— THE REQUEST —
Keep every line where the word "FVIB" appears; drop the rest.

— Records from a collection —
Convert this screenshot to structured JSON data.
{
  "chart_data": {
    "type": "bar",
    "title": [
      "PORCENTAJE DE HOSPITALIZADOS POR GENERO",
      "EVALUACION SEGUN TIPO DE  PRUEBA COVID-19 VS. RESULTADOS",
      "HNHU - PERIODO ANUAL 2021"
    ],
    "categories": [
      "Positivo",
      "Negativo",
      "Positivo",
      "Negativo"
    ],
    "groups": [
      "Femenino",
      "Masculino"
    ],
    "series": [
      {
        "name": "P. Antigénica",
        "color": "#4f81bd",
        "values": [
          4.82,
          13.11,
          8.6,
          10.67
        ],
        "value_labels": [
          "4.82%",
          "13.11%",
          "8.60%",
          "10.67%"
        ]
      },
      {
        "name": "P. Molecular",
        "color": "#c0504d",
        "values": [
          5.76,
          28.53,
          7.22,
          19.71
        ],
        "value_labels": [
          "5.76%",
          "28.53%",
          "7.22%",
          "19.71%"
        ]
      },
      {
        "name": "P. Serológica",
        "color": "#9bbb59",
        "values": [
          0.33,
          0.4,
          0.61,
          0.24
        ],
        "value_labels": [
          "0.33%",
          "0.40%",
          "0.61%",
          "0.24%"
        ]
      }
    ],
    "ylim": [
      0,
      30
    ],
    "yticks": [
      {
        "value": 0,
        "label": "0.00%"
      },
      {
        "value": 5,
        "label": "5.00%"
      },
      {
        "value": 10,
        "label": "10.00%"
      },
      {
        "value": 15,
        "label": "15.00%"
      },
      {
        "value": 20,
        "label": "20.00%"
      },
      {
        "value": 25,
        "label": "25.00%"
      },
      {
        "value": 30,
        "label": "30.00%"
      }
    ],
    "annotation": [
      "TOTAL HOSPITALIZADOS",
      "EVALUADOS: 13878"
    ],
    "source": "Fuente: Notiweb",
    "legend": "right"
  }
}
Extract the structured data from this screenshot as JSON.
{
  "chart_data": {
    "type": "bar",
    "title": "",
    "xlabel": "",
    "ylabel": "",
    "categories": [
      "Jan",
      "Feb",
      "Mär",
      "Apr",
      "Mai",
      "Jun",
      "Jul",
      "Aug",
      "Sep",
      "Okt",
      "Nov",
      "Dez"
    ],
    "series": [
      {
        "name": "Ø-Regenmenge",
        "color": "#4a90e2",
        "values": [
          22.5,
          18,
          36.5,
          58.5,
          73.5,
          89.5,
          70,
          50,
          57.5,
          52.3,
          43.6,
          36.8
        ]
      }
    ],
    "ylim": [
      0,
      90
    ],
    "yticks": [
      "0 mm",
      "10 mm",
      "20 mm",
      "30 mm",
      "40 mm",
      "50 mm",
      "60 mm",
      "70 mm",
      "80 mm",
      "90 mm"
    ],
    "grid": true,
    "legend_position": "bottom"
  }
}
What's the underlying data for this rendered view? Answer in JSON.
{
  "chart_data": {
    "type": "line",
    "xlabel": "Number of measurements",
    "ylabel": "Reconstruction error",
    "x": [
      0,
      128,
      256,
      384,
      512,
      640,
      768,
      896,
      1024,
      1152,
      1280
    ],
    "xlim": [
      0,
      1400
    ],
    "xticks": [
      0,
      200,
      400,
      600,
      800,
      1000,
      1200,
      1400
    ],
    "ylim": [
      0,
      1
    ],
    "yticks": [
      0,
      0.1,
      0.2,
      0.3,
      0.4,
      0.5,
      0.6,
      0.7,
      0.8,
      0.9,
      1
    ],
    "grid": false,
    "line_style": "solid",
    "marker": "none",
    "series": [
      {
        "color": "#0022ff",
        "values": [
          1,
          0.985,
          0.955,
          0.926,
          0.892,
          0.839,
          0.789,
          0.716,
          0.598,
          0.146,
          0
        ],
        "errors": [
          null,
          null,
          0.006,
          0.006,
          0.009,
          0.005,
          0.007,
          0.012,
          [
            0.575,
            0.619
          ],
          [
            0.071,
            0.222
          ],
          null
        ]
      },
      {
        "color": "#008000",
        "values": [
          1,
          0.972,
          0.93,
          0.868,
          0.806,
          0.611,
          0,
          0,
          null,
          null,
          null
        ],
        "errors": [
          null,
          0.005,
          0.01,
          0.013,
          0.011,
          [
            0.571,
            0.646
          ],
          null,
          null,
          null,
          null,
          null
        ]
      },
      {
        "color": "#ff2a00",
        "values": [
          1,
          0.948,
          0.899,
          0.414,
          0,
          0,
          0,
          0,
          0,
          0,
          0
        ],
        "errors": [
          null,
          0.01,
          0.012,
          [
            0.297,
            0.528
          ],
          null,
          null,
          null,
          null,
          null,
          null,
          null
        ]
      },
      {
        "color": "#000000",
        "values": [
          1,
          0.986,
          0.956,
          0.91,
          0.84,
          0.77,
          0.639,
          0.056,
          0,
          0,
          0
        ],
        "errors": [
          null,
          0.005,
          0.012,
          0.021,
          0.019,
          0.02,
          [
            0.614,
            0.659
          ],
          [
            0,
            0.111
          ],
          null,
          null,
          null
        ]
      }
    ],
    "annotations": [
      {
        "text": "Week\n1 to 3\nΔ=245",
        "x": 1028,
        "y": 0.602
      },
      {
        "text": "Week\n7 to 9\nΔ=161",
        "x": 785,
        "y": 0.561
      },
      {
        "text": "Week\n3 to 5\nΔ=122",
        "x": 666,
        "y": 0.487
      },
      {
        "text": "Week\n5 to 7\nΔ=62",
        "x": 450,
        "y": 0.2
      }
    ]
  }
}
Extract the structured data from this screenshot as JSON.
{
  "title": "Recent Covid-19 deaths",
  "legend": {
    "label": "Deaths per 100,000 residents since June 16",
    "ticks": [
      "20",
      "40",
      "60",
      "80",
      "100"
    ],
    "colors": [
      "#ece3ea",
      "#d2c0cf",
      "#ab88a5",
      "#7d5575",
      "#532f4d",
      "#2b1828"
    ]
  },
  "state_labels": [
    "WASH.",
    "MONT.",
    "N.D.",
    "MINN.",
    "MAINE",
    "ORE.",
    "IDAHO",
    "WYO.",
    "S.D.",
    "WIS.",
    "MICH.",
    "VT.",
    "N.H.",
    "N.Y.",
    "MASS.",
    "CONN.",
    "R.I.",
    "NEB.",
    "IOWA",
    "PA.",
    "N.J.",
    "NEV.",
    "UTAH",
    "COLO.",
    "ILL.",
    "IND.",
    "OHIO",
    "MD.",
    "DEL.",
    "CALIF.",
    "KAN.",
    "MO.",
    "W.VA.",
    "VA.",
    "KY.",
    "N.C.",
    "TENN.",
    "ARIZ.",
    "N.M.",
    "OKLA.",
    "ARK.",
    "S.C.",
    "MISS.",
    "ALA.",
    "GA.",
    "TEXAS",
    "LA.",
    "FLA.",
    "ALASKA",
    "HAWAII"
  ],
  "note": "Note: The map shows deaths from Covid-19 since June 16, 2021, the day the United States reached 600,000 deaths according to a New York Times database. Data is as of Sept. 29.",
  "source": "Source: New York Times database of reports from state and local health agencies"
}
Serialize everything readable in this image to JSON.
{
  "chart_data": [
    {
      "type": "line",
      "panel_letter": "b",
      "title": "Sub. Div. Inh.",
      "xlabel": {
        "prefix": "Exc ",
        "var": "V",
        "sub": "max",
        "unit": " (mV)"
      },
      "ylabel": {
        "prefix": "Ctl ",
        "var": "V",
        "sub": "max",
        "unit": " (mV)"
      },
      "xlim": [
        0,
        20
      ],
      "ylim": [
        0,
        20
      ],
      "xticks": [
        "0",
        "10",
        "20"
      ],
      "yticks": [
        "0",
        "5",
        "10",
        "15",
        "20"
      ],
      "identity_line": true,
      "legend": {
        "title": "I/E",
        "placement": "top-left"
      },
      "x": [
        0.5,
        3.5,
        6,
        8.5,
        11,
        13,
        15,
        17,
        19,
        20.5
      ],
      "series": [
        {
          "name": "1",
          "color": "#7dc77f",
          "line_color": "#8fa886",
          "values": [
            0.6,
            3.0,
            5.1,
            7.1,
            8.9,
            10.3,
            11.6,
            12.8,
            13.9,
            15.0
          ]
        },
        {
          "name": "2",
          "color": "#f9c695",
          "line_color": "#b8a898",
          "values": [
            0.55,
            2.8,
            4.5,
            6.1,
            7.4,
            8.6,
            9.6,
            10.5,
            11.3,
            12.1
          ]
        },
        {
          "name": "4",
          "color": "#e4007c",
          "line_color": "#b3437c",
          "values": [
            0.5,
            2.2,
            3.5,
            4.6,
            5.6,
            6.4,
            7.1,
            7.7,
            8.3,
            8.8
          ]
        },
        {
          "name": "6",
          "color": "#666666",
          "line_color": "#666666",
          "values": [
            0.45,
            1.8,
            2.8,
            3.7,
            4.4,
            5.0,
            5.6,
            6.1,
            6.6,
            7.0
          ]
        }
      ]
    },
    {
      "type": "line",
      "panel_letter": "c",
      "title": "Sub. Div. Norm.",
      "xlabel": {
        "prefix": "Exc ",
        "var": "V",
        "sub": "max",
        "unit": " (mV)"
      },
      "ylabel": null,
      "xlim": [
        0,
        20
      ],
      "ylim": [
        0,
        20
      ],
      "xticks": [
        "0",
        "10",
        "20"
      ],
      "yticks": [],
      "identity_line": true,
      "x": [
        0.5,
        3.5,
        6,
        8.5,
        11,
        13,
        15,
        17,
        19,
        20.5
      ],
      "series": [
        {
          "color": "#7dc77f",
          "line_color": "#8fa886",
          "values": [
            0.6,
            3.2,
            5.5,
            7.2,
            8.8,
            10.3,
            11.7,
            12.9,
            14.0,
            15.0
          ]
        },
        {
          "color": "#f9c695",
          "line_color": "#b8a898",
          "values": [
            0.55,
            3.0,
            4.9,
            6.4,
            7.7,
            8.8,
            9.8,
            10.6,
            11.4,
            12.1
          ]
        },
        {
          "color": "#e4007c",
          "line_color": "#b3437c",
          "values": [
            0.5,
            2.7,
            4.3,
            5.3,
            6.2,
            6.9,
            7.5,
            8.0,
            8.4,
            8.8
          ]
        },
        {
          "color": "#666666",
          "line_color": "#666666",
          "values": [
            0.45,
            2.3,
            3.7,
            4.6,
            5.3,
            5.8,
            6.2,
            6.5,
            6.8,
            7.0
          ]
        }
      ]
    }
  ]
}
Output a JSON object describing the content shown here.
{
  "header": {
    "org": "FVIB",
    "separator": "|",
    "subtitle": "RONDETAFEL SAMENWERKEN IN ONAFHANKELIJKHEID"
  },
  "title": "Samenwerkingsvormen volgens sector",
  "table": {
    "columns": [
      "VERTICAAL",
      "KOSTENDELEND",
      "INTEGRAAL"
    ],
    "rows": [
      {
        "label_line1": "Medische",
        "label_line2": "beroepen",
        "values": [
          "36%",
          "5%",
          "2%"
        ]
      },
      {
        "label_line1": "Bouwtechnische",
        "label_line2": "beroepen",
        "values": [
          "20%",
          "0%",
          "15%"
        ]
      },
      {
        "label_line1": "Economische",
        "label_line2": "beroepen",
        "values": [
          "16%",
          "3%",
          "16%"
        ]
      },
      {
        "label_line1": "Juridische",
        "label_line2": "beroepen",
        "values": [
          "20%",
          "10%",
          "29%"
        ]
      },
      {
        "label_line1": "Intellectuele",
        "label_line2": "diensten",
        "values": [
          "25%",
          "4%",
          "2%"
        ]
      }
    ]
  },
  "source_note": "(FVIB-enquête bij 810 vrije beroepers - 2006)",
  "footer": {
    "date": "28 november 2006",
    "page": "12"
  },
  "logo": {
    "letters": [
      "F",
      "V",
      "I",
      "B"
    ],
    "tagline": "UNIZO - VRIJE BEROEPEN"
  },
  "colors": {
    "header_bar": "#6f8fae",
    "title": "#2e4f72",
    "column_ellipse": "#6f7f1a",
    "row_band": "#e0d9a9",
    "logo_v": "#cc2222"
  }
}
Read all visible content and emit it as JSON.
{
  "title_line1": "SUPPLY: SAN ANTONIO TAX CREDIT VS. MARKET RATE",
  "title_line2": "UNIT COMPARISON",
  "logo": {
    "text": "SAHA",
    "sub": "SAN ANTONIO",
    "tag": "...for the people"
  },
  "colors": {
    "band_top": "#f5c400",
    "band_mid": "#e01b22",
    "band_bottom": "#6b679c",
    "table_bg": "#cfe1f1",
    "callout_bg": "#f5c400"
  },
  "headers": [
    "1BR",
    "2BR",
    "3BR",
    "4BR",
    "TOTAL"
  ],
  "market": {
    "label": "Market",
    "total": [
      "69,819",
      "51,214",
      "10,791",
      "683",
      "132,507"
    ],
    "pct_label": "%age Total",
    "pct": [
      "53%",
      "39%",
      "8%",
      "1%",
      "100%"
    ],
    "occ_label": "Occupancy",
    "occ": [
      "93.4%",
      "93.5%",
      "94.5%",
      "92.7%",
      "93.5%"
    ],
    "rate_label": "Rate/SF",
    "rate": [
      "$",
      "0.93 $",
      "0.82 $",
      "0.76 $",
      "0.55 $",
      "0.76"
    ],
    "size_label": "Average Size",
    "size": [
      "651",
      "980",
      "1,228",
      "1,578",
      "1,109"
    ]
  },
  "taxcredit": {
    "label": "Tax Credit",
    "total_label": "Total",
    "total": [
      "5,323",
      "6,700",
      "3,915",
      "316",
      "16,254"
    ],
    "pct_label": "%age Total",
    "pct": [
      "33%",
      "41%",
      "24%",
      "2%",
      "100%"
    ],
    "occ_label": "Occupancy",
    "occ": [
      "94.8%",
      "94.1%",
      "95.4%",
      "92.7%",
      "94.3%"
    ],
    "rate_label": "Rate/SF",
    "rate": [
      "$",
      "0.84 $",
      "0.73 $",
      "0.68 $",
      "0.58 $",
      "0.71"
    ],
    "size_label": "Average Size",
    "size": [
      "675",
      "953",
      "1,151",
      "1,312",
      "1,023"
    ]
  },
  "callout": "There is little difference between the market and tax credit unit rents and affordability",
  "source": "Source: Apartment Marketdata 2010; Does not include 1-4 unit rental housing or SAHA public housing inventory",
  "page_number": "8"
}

— ANSWER FOR THE TASK —
    "org": "FVIB",
  "source_note": "(FVIB-enquête bij 810 vrije beroepers - 2006)",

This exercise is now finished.